Required work: Repeat the material below exactly, with no pictures.

• • •

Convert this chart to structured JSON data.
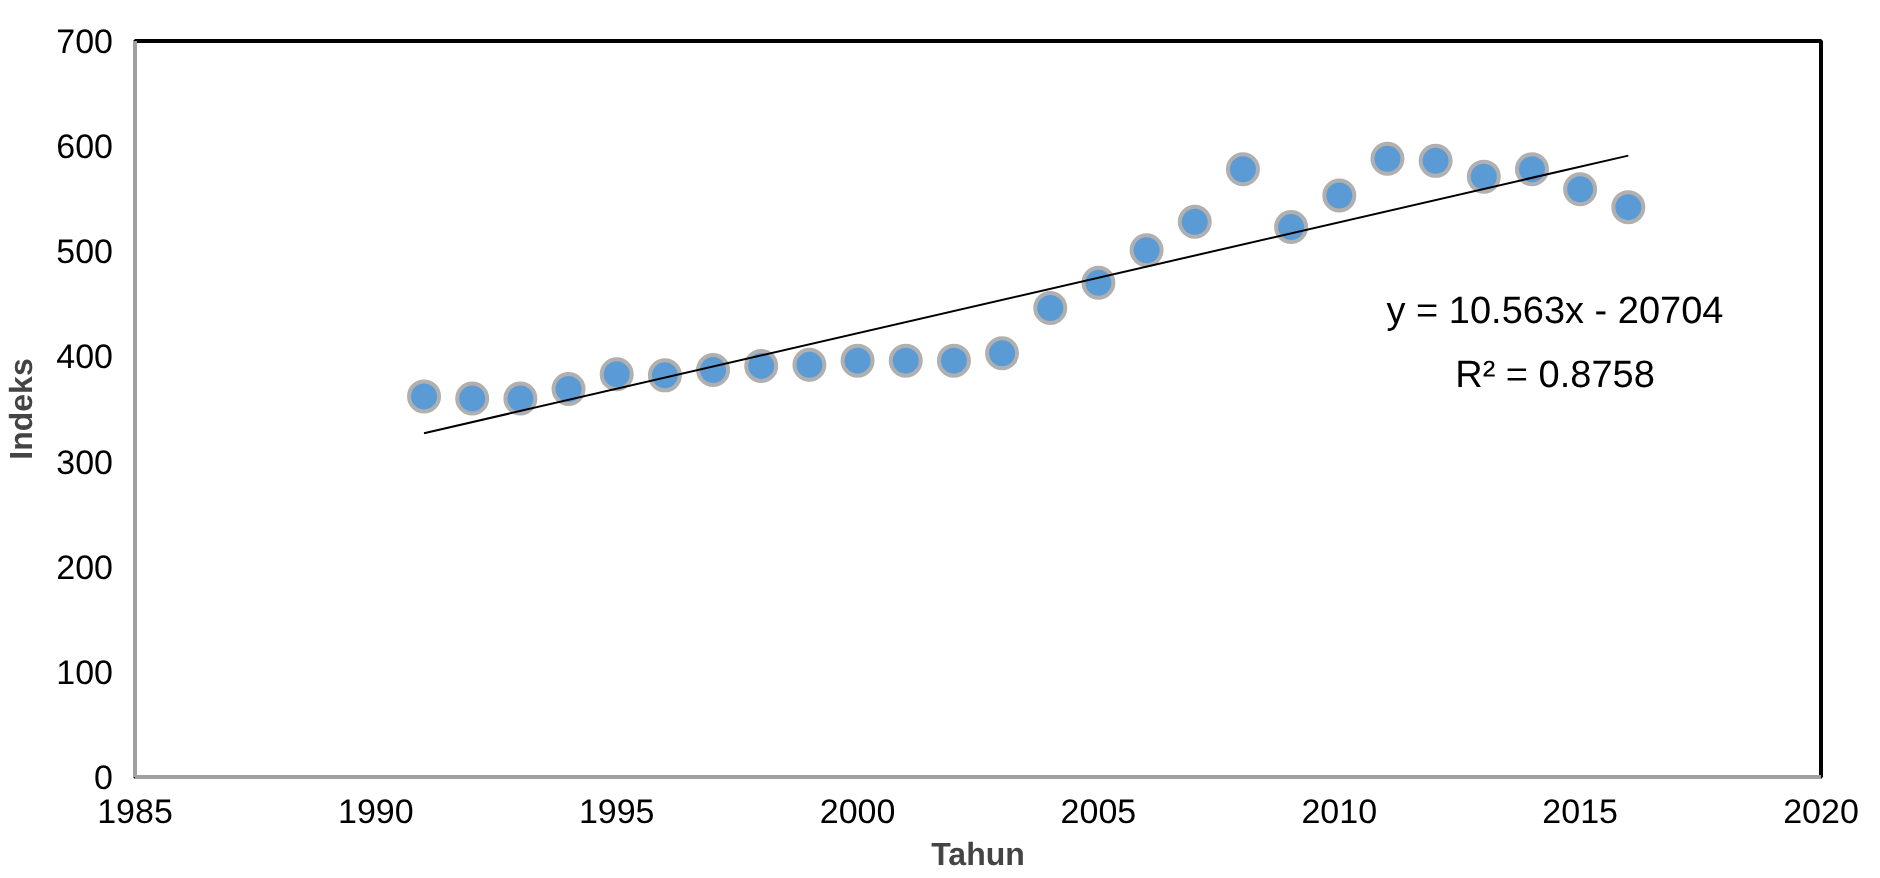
{
  "chart_data": {
    "type": "scatter",
    "xlabel": "Tahun",
    "ylabel": "Indeks",
    "x": [
      1991,
      1992,
      1993,
      1994,
      1995,
      1996,
      1997,
      1998,
      1999,
      2000,
      2001,
      2002,
      2003,
      2004,
      2005,
      2006,
      2007,
      2008,
      2009,
      2010,
      2011,
      2012,
      2013,
      2014,
      2015,
      2016
    ],
    "series": [
      {
        "color": "#5b9bd5",
        "marker": "circle",
        "values": [
          362,
          360,
          360,
          369,
          383,
          382,
          387,
          391,
          392,
          396,
          396,
          396,
          403,
          446,
          470,
          501,
          528,
          578,
          523,
          553,
          588,
          586,
          571,
          578,
          559,
          542
        ]
      },
      {
        "type": "line",
        "color": "#000000",
        "line_style": "solid",
        "marker": "none",
        "x": [
          1991,
          2016
        ],
        "values": [
          327,
          591
        ]
      }
    ],
    "annotations": [
      "y = 10.563x - 20704",
      "R² = 0.8758"
    ],
    "xlim": [
      1985,
      2020
    ],
    "xticks": [
      1985,
      1990,
      1995,
      2000,
      2005,
      2010,
      2015,
      2020
    ],
    "ylim": [
      0,
      700
    ],
    "yticks": [
      0,
      100,
      200,
      300,
      400,
      500,
      600,
      700
    ],
    "grid": false
  }
}
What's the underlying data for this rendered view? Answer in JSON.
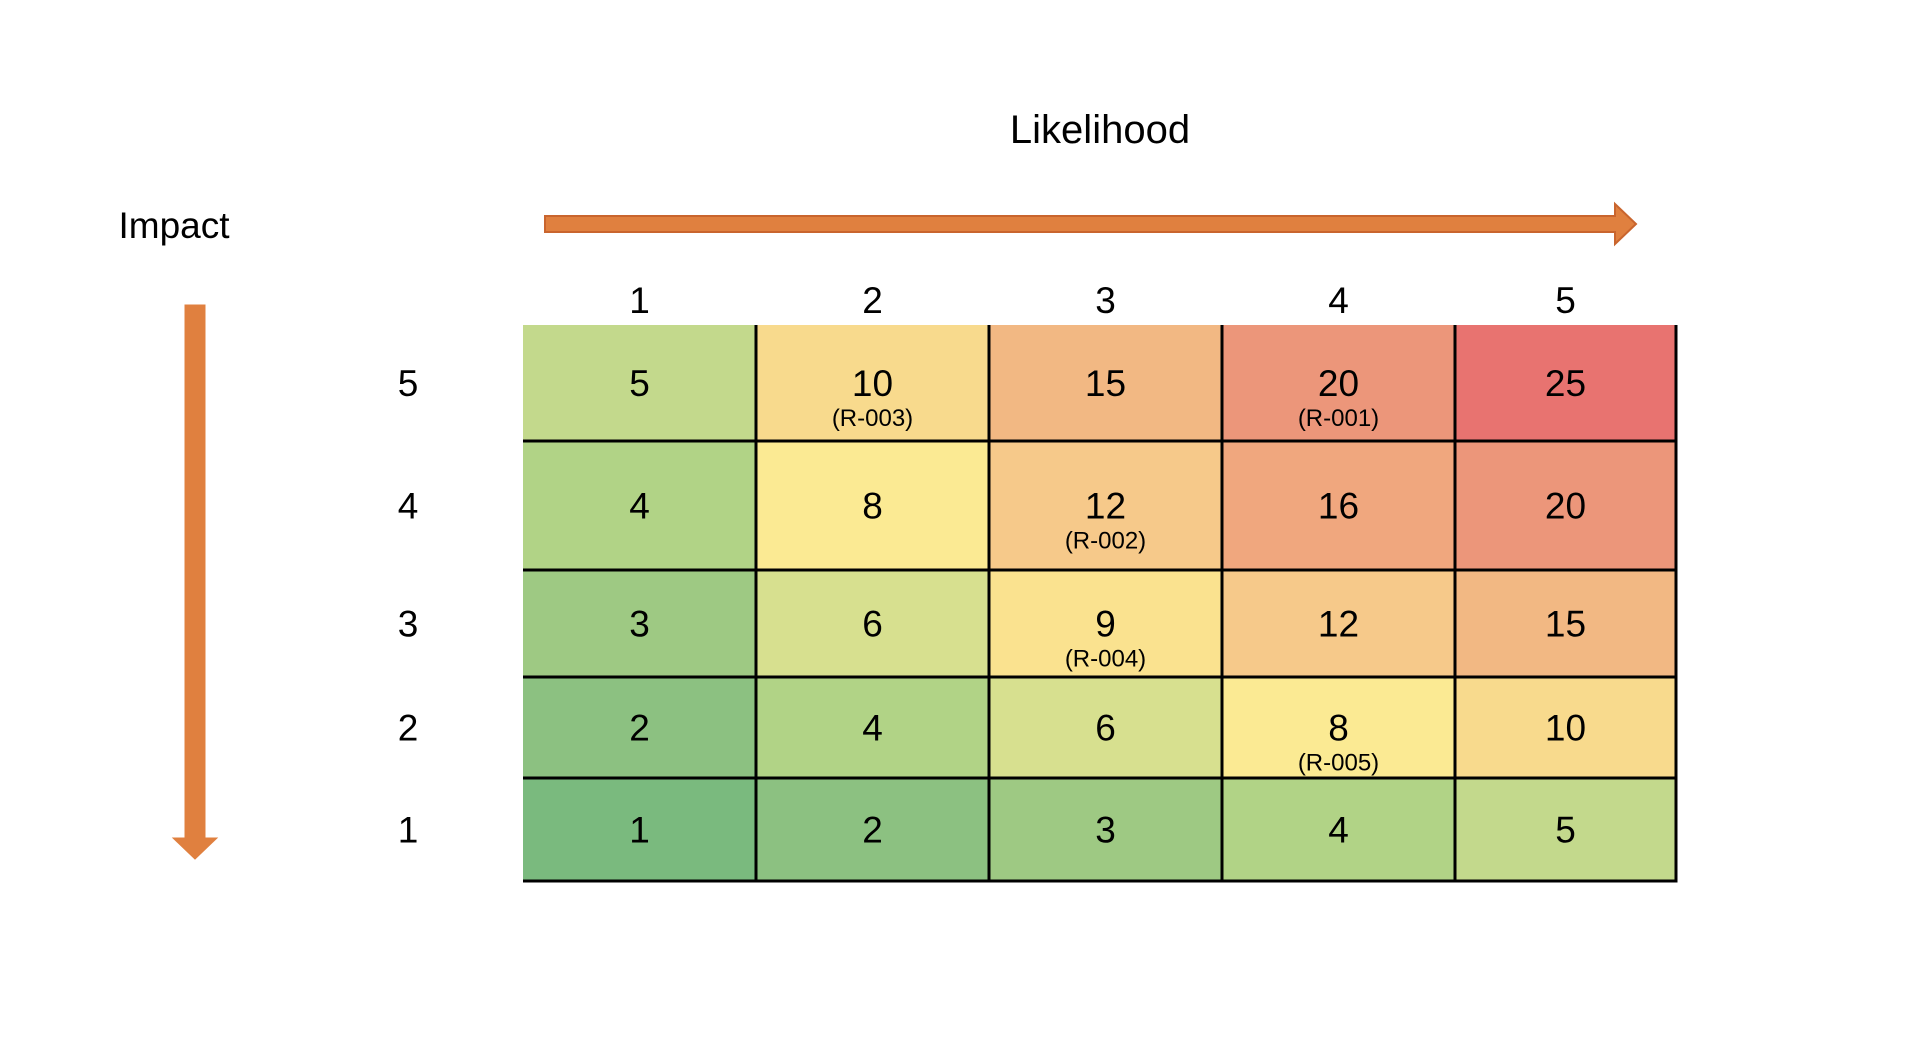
{
  "chart_data": {
    "type": "heatmap",
    "title": "",
    "xlabel": "Likelihood",
    "ylabel": "Impact",
    "x_ticks": [
      "1",
      "2",
      "3",
      "4",
      "5"
    ],
    "y_ticks": [
      "5",
      "4",
      "3",
      "2",
      "1"
    ],
    "rows": [
      {
        "impact": "5",
        "cells": [
          {
            "value": "5",
            "risk": "",
            "color": "#C3D98C"
          },
          {
            "value": "10",
            "risk": "(R-003)",
            "color": "#F8DA8D"
          },
          {
            "value": "15",
            "risk": "",
            "color": "#F2B883"
          },
          {
            "value": "20",
            "risk": "(R-001)",
            "color": "#EC967A"
          },
          {
            "value": "25",
            "risk": "",
            "color": "#E87370"
          }
        ]
      },
      {
        "impact": "4",
        "cells": [
          {
            "value": "4",
            "risk": "",
            "color": "#B1D386"
          },
          {
            "value": "8",
            "risk": "",
            "color": "#FBEA93"
          },
          {
            "value": "12",
            "risk": "(R-002)",
            "color": "#F6C98A"
          },
          {
            "value": "16",
            "risk": "",
            "color": "#F0A77E"
          },
          {
            "value": "20",
            "risk": "",
            "color": "#EC967A"
          }
        ]
      },
      {
        "impact": "3",
        "cells": [
          {
            "value": "3",
            "risk": "",
            "color": "#9EC983"
          },
          {
            "value": "6",
            "risk": "",
            "color": "#D7E08F"
          },
          {
            "value": "9",
            "risk": "(R-004)",
            "color": "#FAE28F"
          },
          {
            "value": "12",
            "risk": "",
            "color": "#F6C98A"
          },
          {
            "value": "15",
            "risk": "",
            "color": "#F2B883"
          }
        ]
      },
      {
        "impact": "2",
        "cells": [
          {
            "value": "2",
            "risk": "",
            "color": "#8CC181"
          },
          {
            "value": "4",
            "risk": "",
            "color": "#B1D386"
          },
          {
            "value": "6",
            "risk": "",
            "color": "#D7E08F"
          },
          {
            "value": "8",
            "risk": "(R-005)",
            "color": "#FBEA93"
          },
          {
            "value": "10",
            "risk": "",
            "color": "#F8DA8D"
          }
        ]
      },
      {
        "impact": "1",
        "cells": [
          {
            "value": "1",
            "risk": "",
            "color": "#7ABA7E"
          },
          {
            "value": "2",
            "risk": "",
            "color": "#8CC181"
          },
          {
            "value": "3",
            "risk": "",
            "color": "#9EC983"
          },
          {
            "value": "4",
            "risk": "",
            "color": "#B1D386"
          },
          {
            "value": "5",
            "risk": "",
            "color": "#C3D98C"
          }
        ]
      }
    ],
    "arrow_color": "#E0803F",
    "grid_line_color": "#000000"
  }
}
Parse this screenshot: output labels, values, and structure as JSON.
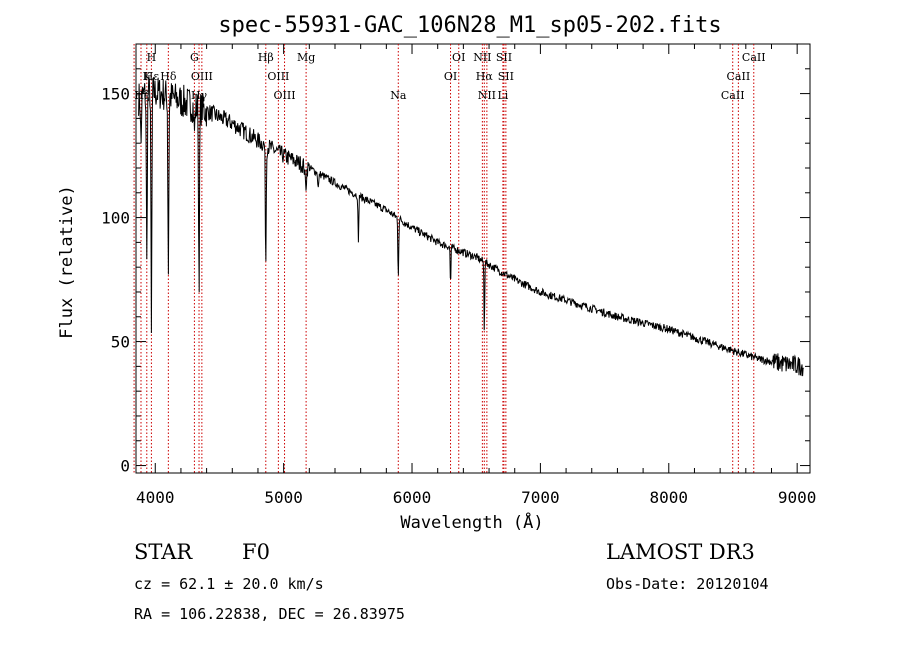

• • •

Task response:
Convert this chart to structured JSON data.
{
  "chart_data": {
    "type": "scatter",
    "xlabel": "Tahun",
    "ylabel": "Indeks",
    "x": [
      1991,
      1992,
      1993,
      1994,
      1995,
      1996,
      1997,
      1998,
      1999,
      2000,
      2001,
      2002,
      2003,
      2004,
      2005,
      2006,
      2007,
      2008,
      2009,
      2010,
      2011,
      2012,
      2013,
      2014,
      2015,
      2016
    ],
    "series": [
      {
        "color": "#5b9bd5",
        "marker": "circle",
        "values": [
          362,
          360,
          360,
          369,
          383,
          382,
          387,
          391,
          392,
          396,
          396,
          396,
          403,
          446,
          470,
          501,
          528,
          578,
          523,
          553,
          588,
          586,
          571,
          578,
          559,
          542
        ]
      },
      {
        "type": "line",
        "color": "#000000",
        "line_style": "solid",
        "marker": "none",
        "x": [
          1991,
          2016
        ],
        "values": [
          327,
          591
        ]
      }
    ],
    "annotations": [
      "y = 10.563x - 20704",
      "R² = 0.8758"
    ],
    "xlim": [
      1985,
      2020
    ],
    "xticks": [
      1985,
      1990,
      1995,
      2000,
      2005,
      2010,
      2015,
      2020
    ],
    "ylim": [
      0,
      700
    ],
    "yticks": [
      0,
      100,
      200,
      300,
      400,
      500,
      600,
      700
    ],
    "grid": false
  }
}
What's the underlying data for this rendered view? Answer in JSON.
{
  "chart_data": {
    "type": "heatmap",
    "title": "",
    "xlabel": "Likelihood",
    "ylabel": "Impact",
    "x_ticks": [
      "1",
      "2",
      "3",
      "4",
      "5"
    ],
    "y_ticks": [
      "5",
      "4",
      "3",
      "2",
      "1"
    ],
    "rows": [
      {
        "impact": "5",
        "cells": [
          {
            "value": "5",
            "risk": "",
            "color": "#C3D98C"
          },
          {
            "value": "10",
            "risk": "(R-003)",
            "color": "#F8DA8D"
          },
          {
            "value": "15",
            "risk": "",
            "color": "#F2B883"
          },
          {
            "value": "20",
            "risk": "(R-001)",
            "color": "#EC967A"
          },
          {
            "value": "25",
            "risk": "",
            "color": "#E87370"
          }
        ]
      },
      {
        "impact": "4",
        "cells": [
          {
            "value": "4",
            "risk": "",
            "color": "#B1D386"
          },
          {
            "value": "8",
            "risk": "",
            "color": "#FBEA93"
          },
          {
            "value": "12",
            "risk": "(R-002)",
            "color": "#F6C98A"
          },
          {
            "value": "16",
            "risk": "",
            "color": "#F0A77E"
          },
          {
            "value": "20",
            "risk": "",
            "color": "#EC967A"
          }
        ]
      },
      {
        "impact": "3",
        "cells": [
          {
            "value": "3",
            "risk": "",
            "color": "#9EC983"
          },
          {
            "value": "6",
            "risk": "",
            "color": "#D7E08F"
          },
          {
            "value": "9",
            "risk": "(R-004)",
            "color": "#FAE28F"
          },
          {
            "value": "12",
            "risk": "",
            "color": "#F6C98A"
          },
          {
            "value": "15",
            "risk": "",
            "color": "#F2B883"
          }
        ]
      },
      {
        "impact": "2",
        "cells": [
          {
            "value": "2",
            "risk": "",
            "color": "#8CC181"
          },
          {
            "value": "4",
            "risk": "",
            "color": "#B1D386"
          },
          {
            "value": "6",
            "risk": "",
            "color": "#D7E08F"
          },
          {
            "value": "8",
            "risk": "(R-005)",
            "color": "#FBEA93"
          },
          {
            "value": "10",
            "risk": "",
            "color": "#F8DA8D"
          }
        ]
      },
      {
        "impact": "1",
        "cells": [
          {
            "value": "1",
            "risk": "",
            "color": "#7ABA7E"
          },
          {
            "value": "2",
            "risk": "",
            "color": "#8CC181"
          },
          {
            "value": "3",
            "risk": "",
            "color": "#9EC983"
          },
          {
            "value": "4",
            "risk": "",
            "color": "#B1D386"
          },
          {
            "value": "5",
            "risk": "",
            "color": "#C3D98C"
          }
        ]
      }
    ],
    "arrow_color": "#E0803F",
    "grid_line_color": "#000000"
  }
}
Parse this screenshot: output labels, values, and structure as JSON.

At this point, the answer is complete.